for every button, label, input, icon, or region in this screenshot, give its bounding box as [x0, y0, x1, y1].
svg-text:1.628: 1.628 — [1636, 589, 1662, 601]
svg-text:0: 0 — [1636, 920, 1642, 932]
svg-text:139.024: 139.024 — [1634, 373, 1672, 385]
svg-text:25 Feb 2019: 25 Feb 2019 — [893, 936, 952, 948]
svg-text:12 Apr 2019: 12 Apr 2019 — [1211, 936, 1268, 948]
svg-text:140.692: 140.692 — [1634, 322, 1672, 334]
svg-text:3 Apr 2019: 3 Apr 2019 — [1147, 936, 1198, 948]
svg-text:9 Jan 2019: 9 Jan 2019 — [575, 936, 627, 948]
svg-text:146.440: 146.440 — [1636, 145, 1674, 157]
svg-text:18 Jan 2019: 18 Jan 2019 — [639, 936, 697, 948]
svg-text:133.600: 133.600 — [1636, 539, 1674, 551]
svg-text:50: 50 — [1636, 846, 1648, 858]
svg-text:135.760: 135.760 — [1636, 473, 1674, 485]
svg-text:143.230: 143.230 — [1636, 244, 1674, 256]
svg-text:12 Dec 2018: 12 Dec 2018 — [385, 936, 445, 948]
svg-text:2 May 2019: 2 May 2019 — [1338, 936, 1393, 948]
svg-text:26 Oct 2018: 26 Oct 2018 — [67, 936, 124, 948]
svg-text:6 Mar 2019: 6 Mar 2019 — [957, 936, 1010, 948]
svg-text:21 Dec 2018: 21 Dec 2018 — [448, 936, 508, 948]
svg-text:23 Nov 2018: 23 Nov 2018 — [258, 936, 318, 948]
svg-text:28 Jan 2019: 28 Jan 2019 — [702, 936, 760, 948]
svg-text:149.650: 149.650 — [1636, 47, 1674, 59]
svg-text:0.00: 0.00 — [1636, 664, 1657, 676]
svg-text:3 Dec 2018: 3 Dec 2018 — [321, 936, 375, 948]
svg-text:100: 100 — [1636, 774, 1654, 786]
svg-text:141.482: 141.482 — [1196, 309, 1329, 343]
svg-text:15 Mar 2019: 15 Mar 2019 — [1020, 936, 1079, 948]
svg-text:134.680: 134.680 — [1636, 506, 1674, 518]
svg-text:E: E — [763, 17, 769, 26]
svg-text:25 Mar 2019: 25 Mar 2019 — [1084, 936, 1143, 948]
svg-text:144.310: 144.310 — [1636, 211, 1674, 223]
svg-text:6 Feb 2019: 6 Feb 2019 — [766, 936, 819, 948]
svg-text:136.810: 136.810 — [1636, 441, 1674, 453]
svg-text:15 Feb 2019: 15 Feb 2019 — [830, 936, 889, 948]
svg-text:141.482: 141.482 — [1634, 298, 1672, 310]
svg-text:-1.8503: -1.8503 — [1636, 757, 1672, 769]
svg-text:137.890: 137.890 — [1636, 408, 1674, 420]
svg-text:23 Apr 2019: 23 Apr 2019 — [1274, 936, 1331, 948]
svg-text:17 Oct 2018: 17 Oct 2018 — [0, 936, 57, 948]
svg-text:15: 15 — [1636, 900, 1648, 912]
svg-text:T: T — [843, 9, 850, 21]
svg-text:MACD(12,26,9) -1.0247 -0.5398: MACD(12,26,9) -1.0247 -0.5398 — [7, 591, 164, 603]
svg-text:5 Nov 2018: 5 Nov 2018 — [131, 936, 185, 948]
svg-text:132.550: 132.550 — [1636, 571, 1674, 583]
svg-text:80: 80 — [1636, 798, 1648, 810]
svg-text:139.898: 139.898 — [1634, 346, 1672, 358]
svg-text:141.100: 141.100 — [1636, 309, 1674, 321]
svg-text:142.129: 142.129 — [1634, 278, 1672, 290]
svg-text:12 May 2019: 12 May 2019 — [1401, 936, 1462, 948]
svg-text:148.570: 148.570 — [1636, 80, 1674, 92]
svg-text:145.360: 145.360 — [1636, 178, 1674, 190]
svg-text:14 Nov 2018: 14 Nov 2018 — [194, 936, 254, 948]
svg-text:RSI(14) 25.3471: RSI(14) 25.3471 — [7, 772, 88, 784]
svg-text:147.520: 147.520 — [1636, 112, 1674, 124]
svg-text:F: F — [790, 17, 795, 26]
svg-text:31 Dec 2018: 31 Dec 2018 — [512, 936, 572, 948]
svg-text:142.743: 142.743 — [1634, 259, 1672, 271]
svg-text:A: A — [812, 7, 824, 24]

[Problem to work on] Edit the data above by replacing every "Dec" with "December" and leaving everything else unchanged.

[Correct result]
for every button, label, input, icon, or region in this screenshot, give its bounding box as [x0, y0, x1, y1].
svg-text:1.628: 1.628 — [1636, 589, 1662, 601]
svg-text:0: 0 — [1636, 920, 1642, 932]
svg-text:139.024: 139.024 — [1634, 373, 1672, 385]
svg-text:25 Feb 2019: 25 Feb 2019 — [893, 936, 952, 948]
svg-text:12 Apr 2019: 12 Apr 2019 — [1211, 936, 1268, 948]
svg-text:140.692: 140.692 — [1634, 322, 1672, 334]
svg-text:3 Apr 2019: 3 Apr 2019 — [1147, 936, 1198, 948]
svg-text:9 Jan 2019: 9 Jan 2019 — [575, 936, 627, 948]
svg-text:146.440: 146.440 — [1636, 145, 1674, 157]
svg-text:18 Jan 2019: 18 Jan 2019 — [639, 936, 697, 948]
svg-text:133.600: 133.600 — [1636, 539, 1674, 551]
svg-text:50: 50 — [1636, 846, 1648, 858]
svg-text:135.760: 135.760 — [1636, 473, 1674, 485]
svg-text:143.230: 143.230 — [1636, 244, 1674, 256]
svg-text:12 December 2018: 12 December 2018 — [385, 936, 445, 948]
svg-text:2 May 2019: 2 May 2019 — [1338, 936, 1393, 948]
svg-text:26 Oct 2018: 26 Oct 2018 — [67, 936, 124, 948]
svg-text:6 Mar 2019: 6 Mar 2019 — [957, 936, 1010, 948]
svg-text:21 December 2018: 21 December 2018 — [448, 936, 508, 948]
svg-text:23 Nov 2018: 23 Nov 2018 — [258, 936, 318, 948]
svg-text:28 Jan 2019: 28 Jan 2019 — [702, 936, 760, 948]
svg-text:149.650: 149.650 — [1636, 47, 1674, 59]
svg-text:0.00: 0.00 — [1636, 664, 1657, 676]
svg-text:3 December 2018: 3 December 2018 — [321, 936, 375, 948]
svg-text:100: 100 — [1636, 774, 1654, 786]
svg-text:141.482: 141.482 — [1196, 309, 1329, 343]
svg-text:15 Mar 2019: 15 Mar 2019 — [1020, 936, 1079, 948]
svg-text:134.680: 134.680 — [1636, 506, 1674, 518]
svg-text:E: E — [763, 17, 769, 26]
svg-text:25 Mar 2019: 25 Mar 2019 — [1084, 936, 1143, 948]
svg-text:144.310: 144.310 — [1636, 211, 1674, 223]
svg-text:6 Feb 2019: 6 Feb 2019 — [766, 936, 819, 948]
svg-text:136.810: 136.810 — [1636, 441, 1674, 453]
svg-text:15 Feb 2019: 15 Feb 2019 — [830, 936, 889, 948]
svg-text:141.482: 141.482 — [1634, 298, 1672, 310]
svg-text:-1.8503: -1.8503 — [1636, 757, 1672, 769]
svg-text:137.890: 137.890 — [1636, 408, 1674, 420]
svg-text:23 Apr 2019: 23 Apr 2019 — [1274, 936, 1331, 948]
svg-text:17 Oct 2018: 17 Oct 2018 — [0, 936, 57, 948]
svg-text:15: 15 — [1636, 900, 1648, 912]
svg-text:T: T — [843, 9, 850, 21]
svg-text:MACD(12,26,9) -1.0247 -0.5398: MACD(12,26,9) -1.0247 -0.5398 — [7, 591, 164, 603]
svg-text:5 Nov 2018: 5 Nov 2018 — [131, 936, 185, 948]
svg-text:132.550: 132.550 — [1636, 571, 1674, 583]
svg-text:80: 80 — [1636, 798, 1648, 810]
svg-text:139.898: 139.898 — [1634, 346, 1672, 358]
svg-text:141.100: 141.100 — [1636, 309, 1674, 321]
svg-text:142.129: 142.129 — [1634, 278, 1672, 290]
svg-text:12 May 2019: 12 May 2019 — [1401, 936, 1462, 948]
svg-text:148.570: 148.570 — [1636, 80, 1674, 92]
svg-text:145.360: 145.360 — [1636, 178, 1674, 190]
svg-text:14 Nov 2018: 14 Nov 2018 — [194, 936, 254, 948]
svg-text:RSI(14) 25.3471: RSI(14) 25.3471 — [7, 772, 88, 784]
svg-text:147.520: 147.520 — [1636, 112, 1674, 124]
svg-text:F: F — [790, 17, 795, 26]
svg-text:31 December 2018: 31 December 2018 — [512, 936, 572, 948]
svg-text:142.743: 142.743 — [1634, 259, 1672, 271]
svg-text:A: A — [812, 7, 824, 24]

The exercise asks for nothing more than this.